Task to carry out - Write out each entry below word for word, leaving out the pictures.

Labeled region entries:
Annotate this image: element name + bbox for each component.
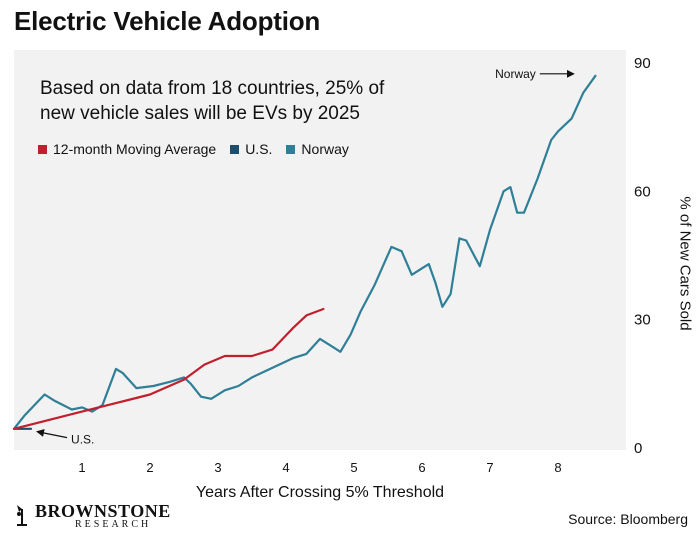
brand-logo: BROWNSTONE RESEARCH xyxy=(13,502,171,530)
x-tick-label: 5 xyxy=(350,460,357,475)
y-axis-label: % of New Cars Sold xyxy=(676,196,694,331)
legend-swatch-ma xyxy=(38,144,47,154)
legend-swatch-norway xyxy=(286,144,296,154)
y-tick-label: 60 xyxy=(634,183,651,200)
x-tick-label: 4 xyxy=(282,460,289,475)
legend-item-ma: 12-month Moving Average xyxy=(38,141,216,157)
us-annotation-arrow xyxy=(36,429,68,439)
logo-brand-sub: RESEARCH xyxy=(75,519,152,530)
legend: 12-month Moving Average U.S. Norway xyxy=(38,141,349,157)
chart-subtitle: Based on data from 18 countries, 25% of … xyxy=(40,78,385,124)
legend-item-us: U.S. xyxy=(230,141,272,157)
x-axis: 1 2 3 4 5 6 7 8 xyxy=(78,460,561,475)
y-tick-label: 0 xyxy=(634,440,642,457)
x-tick-label: 7 xyxy=(486,460,493,475)
legend-label-us: U.S. xyxy=(245,141,273,157)
y-axis: 0 30 60 90 xyxy=(634,55,651,457)
x-axis-label: Years After Crossing 5% Threshold xyxy=(195,484,445,501)
legend-item-norway: Norway xyxy=(286,141,349,157)
x-tick-label: 2 xyxy=(146,460,153,475)
y-tick-label: 90 xyxy=(634,55,651,72)
series-line-12-month-moving-average xyxy=(12,307,325,430)
us-annotation-label: U.S. xyxy=(71,433,94,447)
series-line-norway xyxy=(12,74,597,430)
lamp-icon xyxy=(17,505,27,526)
plot-area xyxy=(14,50,626,450)
x-tick-label: 3 xyxy=(214,460,221,475)
source-note: Source: Bloomberg xyxy=(568,511,688,527)
x-tick-label: 6 xyxy=(418,460,425,475)
legend-swatch-us xyxy=(230,144,240,154)
logo-brand-name: BROWNSTONE xyxy=(35,501,171,521)
x-tick-label: 1 xyxy=(78,460,85,475)
series-layer xyxy=(12,74,597,430)
legend-label-ma: 12-month Moving Average xyxy=(53,141,217,157)
norway-annotation-label: Norway xyxy=(495,67,536,81)
legend-label-norway: Norway xyxy=(301,141,349,157)
x-tick-label: 8 xyxy=(554,460,561,475)
chart-title: Electric Vehicle Adoption xyxy=(14,6,321,36)
annotations: U.S. Norway xyxy=(36,67,575,447)
y-tick-label: 30 xyxy=(634,312,651,329)
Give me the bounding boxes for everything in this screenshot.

Correct answer -
Annotate this image: element name + bbox for each component.
brand-logo: BROWNSTONE RESEARCH xyxy=(13,502,171,530)
x-tick-label: 5 xyxy=(350,460,357,475)
y-axis-label: % of New Cars Sold xyxy=(676,196,694,331)
legend-swatch-ma xyxy=(38,144,47,154)
legend-swatch-norway xyxy=(286,144,296,154)
y-tick-label: 60 xyxy=(634,183,651,200)
x-tick-label: 4 xyxy=(282,460,289,475)
legend-item-ma: 12-month Moving Average xyxy=(38,141,216,157)
us-annotation-arrow xyxy=(36,429,68,439)
logo-brand-sub: RESEARCH xyxy=(75,519,152,530)
legend: 12-month Moving Average U.S. Norway xyxy=(38,141,349,157)
chart-subtitle: Based on data from 18 countries, 25% of … xyxy=(40,78,385,124)
legend-item-us: U.S. xyxy=(230,141,272,157)
x-axis: 1 2 3 4 5 6 7 8 xyxy=(78,460,561,475)
y-tick-label: 0 xyxy=(634,440,642,457)
x-tick-label: 7 xyxy=(486,460,493,475)
legend-label-us: U.S. xyxy=(245,141,273,157)
y-axis: 0 30 60 90 xyxy=(634,55,651,457)
x-axis-label: Years After Crossing 5% Threshold xyxy=(195,484,445,501)
legend-item-norway: Norway xyxy=(286,141,349,157)
x-tick-label: 2 xyxy=(146,460,153,475)
y-tick-label: 90 xyxy=(634,55,651,72)
series-line-12-month-moving-average xyxy=(12,307,325,430)
us-annotation-label: U.S. xyxy=(71,433,94,447)
series-line-norway xyxy=(12,74,597,430)
lamp-icon xyxy=(17,505,27,526)
plot-area xyxy=(14,50,626,450)
x-tick-label: 3 xyxy=(214,460,221,475)
source-note: Source: Bloomberg xyxy=(568,511,688,527)
x-tick-label: 6 xyxy=(418,460,425,475)
legend-swatch-us xyxy=(230,144,240,154)
logo-brand-name: BROWNSTONE xyxy=(35,501,171,521)
x-tick-label: 1 xyxy=(78,460,85,475)
series-layer xyxy=(12,74,597,430)
legend-label-ma: 12-month Moving Average xyxy=(53,141,217,157)
norway-annotation-label: Norway xyxy=(495,67,536,81)
legend-label-norway: Norway xyxy=(301,141,349,157)
x-tick-label: 8 xyxy=(554,460,561,475)
chart-title: Electric Vehicle Adoption xyxy=(14,6,321,36)
annotations: U.S. Norway xyxy=(36,67,575,447)
y-tick-label: 30 xyxy=(634,312,651,329)
Give me the bounding boxes for everything in this screenshot.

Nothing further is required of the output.